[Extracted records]
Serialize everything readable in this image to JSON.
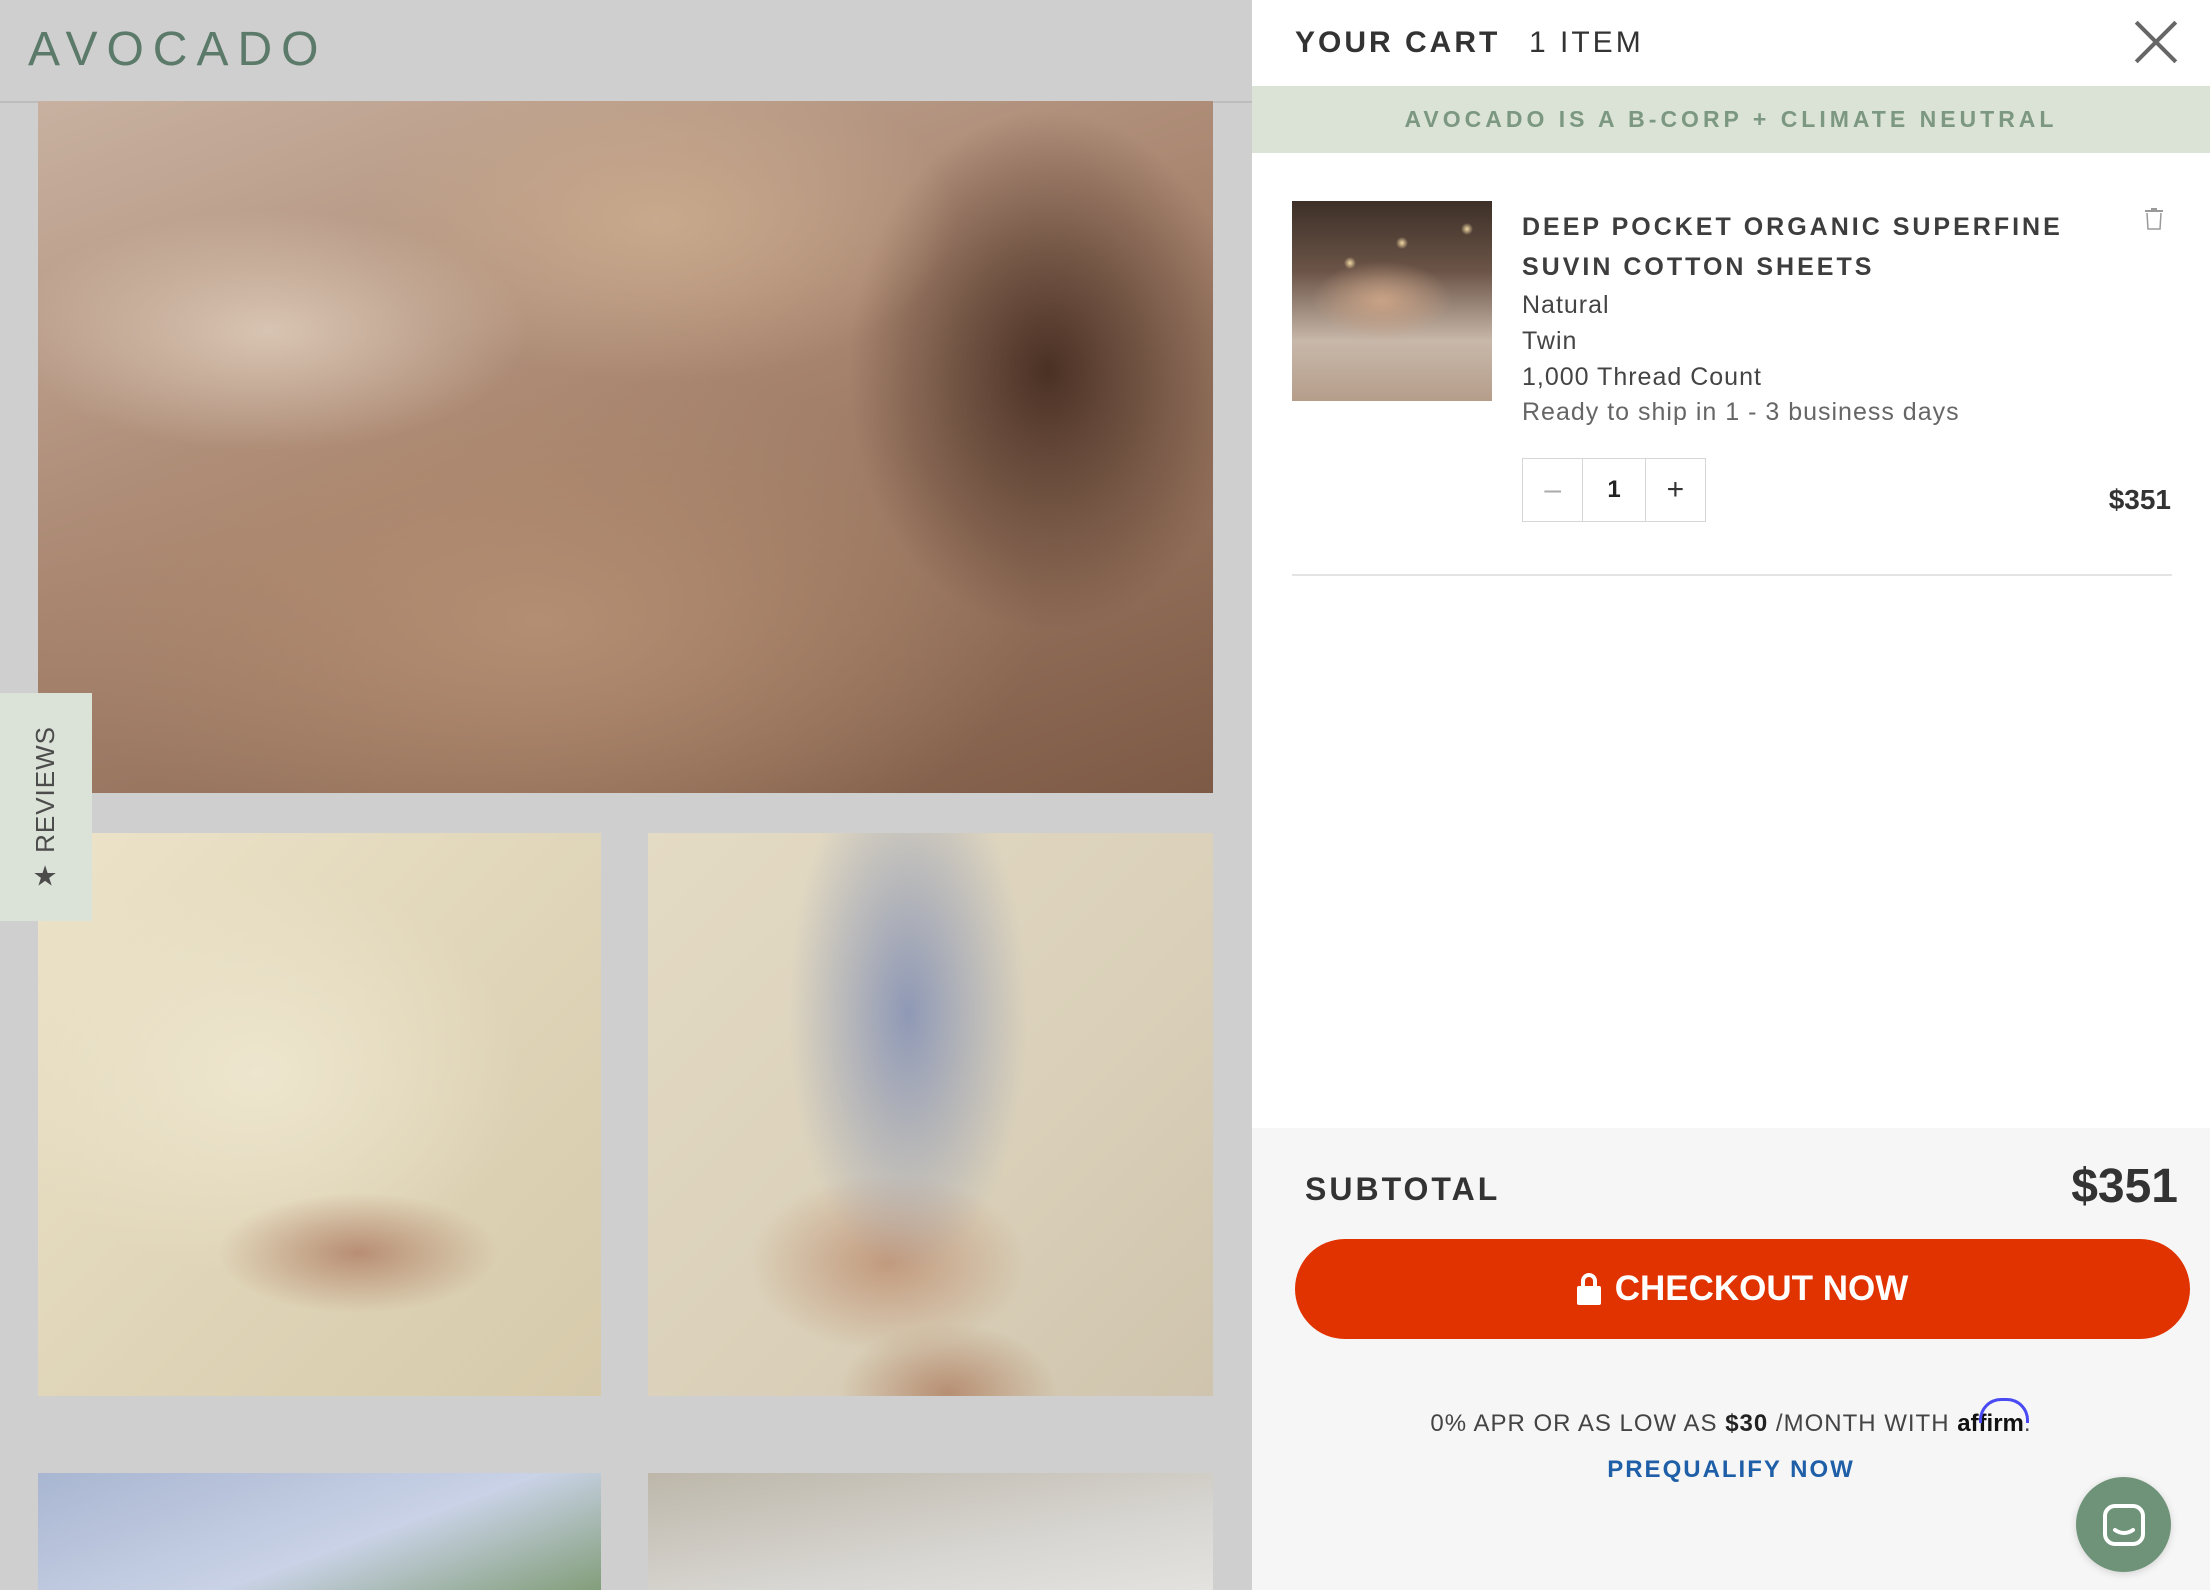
{
  "site": {
    "logo": "AVOCADO",
    "reviews_tab": "REVIEWS"
  },
  "cart": {
    "title": "YOUR CART",
    "count": "1 ITEM",
    "banner": "AVOCADO IS A B-CORP + CLIMATE NEUTRAL",
    "item": {
      "name": "DEEP POCKET ORGANIC SUPERFINE SUVIN COTTON SHEETS",
      "color": "Natural",
      "size": "Twin",
      "thread_count": "1,000 Thread Count",
      "shipping": "Ready to ship in 1 - 3 business days",
      "quantity": "1",
      "price": "$351",
      "minus": "–",
      "plus": "+"
    },
    "footer": {
      "subtotal_label": "SUBTOTAL",
      "subtotal_value": "$351",
      "checkout_label": "CHECKOUT NOW",
      "affirm_prefix": "0% APR OR AS LOW AS ",
      "affirm_amount": "$30",
      "affirm_suffix": " /MONTH WITH ",
      "affirm_brand": "affirm",
      "prequalify": "PREQUALIFY NOW"
    }
  },
  "colors": {
    "accent": "#e13300",
    "brand_green": "#5c7a6a",
    "banner_bg": "#dae3d6",
    "link_blue": "#1f5fa8"
  },
  "icons": [
    "close-icon",
    "trash-icon",
    "lock-icon",
    "star-icon",
    "chat-icon"
  ]
}
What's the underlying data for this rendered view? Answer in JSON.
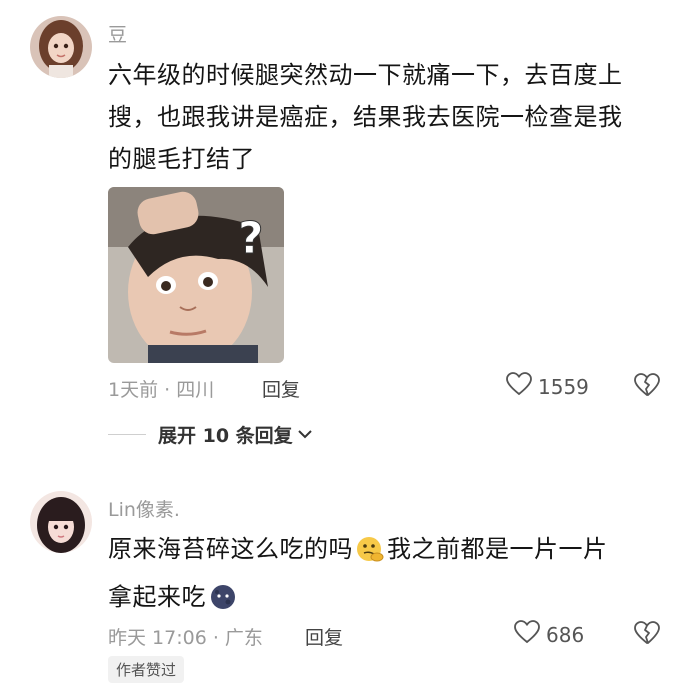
{
  "comments": [
    {
      "username": "豆",
      "text_lines": [
        "六年级的时候腿突然动一下就痛一下，去百度上",
        "搜，也跟我讲是癌症，结果我去医院一检查是我",
        "的腿毛打结了"
      ],
      "meta": "1天前 · 四川",
      "reply_label": "回复",
      "like_count": "1559",
      "expand_label": "展开 10 条回复",
      "image_overlay": "?"
    },
    {
      "username": "Lin像素.",
      "text_part1": "原来海苔碎这么吃的吗",
      "text_part2": "我之前都是一片一片",
      "text_line2": "拿起来吃",
      "meta": "昨天 17:06 · 广东",
      "reply_label": "回复",
      "like_count": "686",
      "badge": "作者赞过"
    }
  ],
  "icons": {
    "like": "heart-outline-icon",
    "dislike": "broken-heart-icon",
    "expand": "chevron-down-icon"
  }
}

- [STATED GOAL]
Write out, word for word, the line containing "What's the underlying" and each line after it to the end of the data, and nothing more. Drop the pictures.

- [SOLUTION TO THIS EXERCISE]
What's the underlying data for this rendered view? Answer in JSON.
{
  "comments": [
    {
      "username": "豆",
      "text_lines": [
        "六年级的时候腿突然动一下就痛一下，去百度上",
        "搜，也跟我讲是癌症，结果我去医院一检查是我",
        "的腿毛打结了"
      ],
      "meta": "1天前 · 四川",
      "reply_label": "回复",
      "like_count": "1559",
      "expand_label": "展开 10 条回复",
      "image_overlay": "?"
    },
    {
      "username": "Lin像素.",
      "text_part1": "原来海苔碎这么吃的吗",
      "text_part2": "我之前都是一片一片",
      "text_line2": "拿起来吃",
      "meta": "昨天 17:06 · 广东",
      "reply_label": "回复",
      "like_count": "686",
      "badge": "作者赞过"
    }
  ],
  "icons": {
    "like": "heart-outline-icon",
    "dislike": "broken-heart-icon",
    "expand": "chevron-down-icon"
  }
}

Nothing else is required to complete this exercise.